Exercise goal
Write out every entry exactly as it appears.

Records that describe figures
....
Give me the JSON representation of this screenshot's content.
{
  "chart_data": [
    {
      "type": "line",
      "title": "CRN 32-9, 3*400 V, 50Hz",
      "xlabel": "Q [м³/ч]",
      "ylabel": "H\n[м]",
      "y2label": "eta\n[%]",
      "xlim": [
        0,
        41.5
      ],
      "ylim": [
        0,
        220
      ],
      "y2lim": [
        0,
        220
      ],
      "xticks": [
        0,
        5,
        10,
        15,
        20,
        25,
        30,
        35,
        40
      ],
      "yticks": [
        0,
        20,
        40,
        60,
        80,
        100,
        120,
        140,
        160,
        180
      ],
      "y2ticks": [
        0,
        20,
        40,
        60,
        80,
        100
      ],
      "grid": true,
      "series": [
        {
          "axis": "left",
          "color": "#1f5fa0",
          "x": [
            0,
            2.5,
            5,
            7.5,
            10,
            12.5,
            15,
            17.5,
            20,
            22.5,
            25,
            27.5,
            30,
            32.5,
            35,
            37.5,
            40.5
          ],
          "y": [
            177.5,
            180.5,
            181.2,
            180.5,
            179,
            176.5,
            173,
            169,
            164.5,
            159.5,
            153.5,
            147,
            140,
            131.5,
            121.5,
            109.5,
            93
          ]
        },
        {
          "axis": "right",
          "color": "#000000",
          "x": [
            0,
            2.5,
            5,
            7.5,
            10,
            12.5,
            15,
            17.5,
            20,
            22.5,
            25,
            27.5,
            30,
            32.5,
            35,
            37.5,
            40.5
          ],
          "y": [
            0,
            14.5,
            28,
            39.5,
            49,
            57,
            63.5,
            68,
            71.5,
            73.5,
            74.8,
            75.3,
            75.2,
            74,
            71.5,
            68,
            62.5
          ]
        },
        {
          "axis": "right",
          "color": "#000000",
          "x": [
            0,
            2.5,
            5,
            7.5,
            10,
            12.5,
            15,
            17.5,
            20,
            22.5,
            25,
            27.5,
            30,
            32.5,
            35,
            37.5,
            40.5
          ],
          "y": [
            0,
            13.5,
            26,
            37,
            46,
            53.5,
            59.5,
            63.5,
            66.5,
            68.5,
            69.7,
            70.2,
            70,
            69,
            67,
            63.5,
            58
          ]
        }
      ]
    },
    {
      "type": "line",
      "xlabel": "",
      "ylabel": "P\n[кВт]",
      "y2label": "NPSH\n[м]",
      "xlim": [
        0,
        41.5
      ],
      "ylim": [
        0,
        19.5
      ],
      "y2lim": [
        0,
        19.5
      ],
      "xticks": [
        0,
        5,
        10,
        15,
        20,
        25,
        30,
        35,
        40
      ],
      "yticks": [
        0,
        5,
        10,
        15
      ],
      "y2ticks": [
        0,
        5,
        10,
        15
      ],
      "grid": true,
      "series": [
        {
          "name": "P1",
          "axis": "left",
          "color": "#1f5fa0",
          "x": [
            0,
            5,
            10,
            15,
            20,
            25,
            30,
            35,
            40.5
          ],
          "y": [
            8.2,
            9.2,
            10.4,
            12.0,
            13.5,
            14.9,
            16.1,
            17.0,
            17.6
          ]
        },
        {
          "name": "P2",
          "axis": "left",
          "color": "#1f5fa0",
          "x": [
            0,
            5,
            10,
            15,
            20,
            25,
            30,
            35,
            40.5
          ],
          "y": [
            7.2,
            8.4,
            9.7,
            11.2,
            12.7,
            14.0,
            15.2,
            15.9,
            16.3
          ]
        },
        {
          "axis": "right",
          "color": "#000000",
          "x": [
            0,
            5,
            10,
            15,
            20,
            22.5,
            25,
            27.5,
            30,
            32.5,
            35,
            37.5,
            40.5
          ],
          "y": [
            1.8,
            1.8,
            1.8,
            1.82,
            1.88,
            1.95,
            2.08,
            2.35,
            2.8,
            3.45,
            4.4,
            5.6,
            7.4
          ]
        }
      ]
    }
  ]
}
....
Full solution
Give me the JSON representation of this screenshot's content.
{
  "chart_data": [
    {
      "type": "line",
      "title": "CRN 32-9, 3*400 V, 50Hz",
      "xlabel": "Q [м³/ч]",
      "ylabel": "H\n[м]",
      "y2label": "eta\n[%]",
      "xlim": [
        0,
        41.5
      ],
      "ylim": [
        0,
        220
      ],
      "y2lim": [
        0,
        220
      ],
      "xticks": [
        0,
        5,
        10,
        15,
        20,
        25,
        30,
        35,
        40
      ],
      "yticks": [
        0,
        20,
        40,
        60,
        80,
        100,
        120,
        140,
        160,
        180
      ],
      "y2ticks": [
        0,
        20,
        40,
        60,
        80,
        100
      ],
      "grid": true,
      "series": [
        {
          "axis": "left",
          "color": "#1f5fa0",
          "x": [
            0,
            2.5,
            5,
            7.5,
            10,
            12.5,
            15,
            17.5,
            20,
            22.5,
            25,
            27.5,
            30,
            32.5,
            35,
            37.5,
            40.5
          ],
          "y": [
            177.5,
            180.5,
            181.2,
            180.5,
            179,
            176.5,
            173,
            169,
            164.5,
            159.5,
            153.5,
            147,
            140,
            131.5,
            121.5,
            109.5,
            93
          ]
        },
        {
          "axis": "right",
          "color": "#000000",
          "x": [
            0,
            2.5,
            5,
            7.5,
            10,
            12.5,
            15,
            17.5,
            20,
            22.5,
            25,
            27.5,
            30,
            32.5,
            35,
            37.5,
            40.5
          ],
          "y": [
            0,
            14.5,
            28,
            39.5,
            49,
            57,
            63.5,
            68,
            71.5,
            73.5,
            74.8,
            75.3,
            75.2,
            74,
            71.5,
            68,
            62.5
          ]
        },
        {
          "axis": "right",
          "color": "#000000",
          "x": [
            0,
            2.5,
            5,
            7.5,
            10,
            12.5,
            15,
            17.5,
            20,
            22.5,
            25,
            27.5,
            30,
            32.5,
            35,
            37.5,
            40.5
          ],
          "y": [
            0,
            13.5,
            26,
            37,
            46,
            53.5,
            59.5,
            63.5,
            66.5,
            68.5,
            69.7,
            70.2,
            70,
            69,
            67,
            63.5,
            58
          ]
        }
      ]
    },
    {
      "type": "line",
      "xlabel": "",
      "ylabel": "P\n[кВт]",
      "y2label": "NPSH\n[м]",
      "xlim": [
        0,
        41.5
      ],
      "ylim": [
        0,
        19.5
      ],
      "y2lim": [
        0,
        19.5
      ],
      "xticks": [
        0,
        5,
        10,
        15,
        20,
        25,
        30,
        35,
        40
      ],
      "yticks": [
        0,
        5,
        10,
        15
      ],
      "y2ticks": [
        0,
        5,
        10,
        15
      ],
      "grid": true,
      "series": [
        {
          "name": "P1",
          "axis": "left",
          "color": "#1f5fa0",
          "x": [
            0,
            5,
            10,
            15,
            20,
            25,
            30,
            35,
            40.5
          ],
          "y": [
            8.2,
            9.2,
            10.4,
            12.0,
            13.5,
            14.9,
            16.1,
            17.0,
            17.6
          ]
        },
        {
          "name": "P2",
          "axis": "left",
          "color": "#1f5fa0",
          "x": [
            0,
            5,
            10,
            15,
            20,
            25,
            30,
            35,
            40.5
          ],
          "y": [
            7.2,
            8.4,
            9.7,
            11.2,
            12.7,
            14.0,
            15.2,
            15.9,
            16.3
          ]
        },
        {
          "axis": "right",
          "color": "#000000",
          "x": [
            0,
            5,
            10,
            15,
            20,
            22.5,
            25,
            27.5,
            30,
            32.5,
            35,
            37.5,
            40.5
          ],
          "y": [
            1.8,
            1.8,
            1.8,
            1.82,
            1.88,
            1.95,
            2.08,
            2.35,
            2.8,
            3.45,
            4.4,
            5.6,
            7.4
          ]
        }
      ]
    }
  ]
}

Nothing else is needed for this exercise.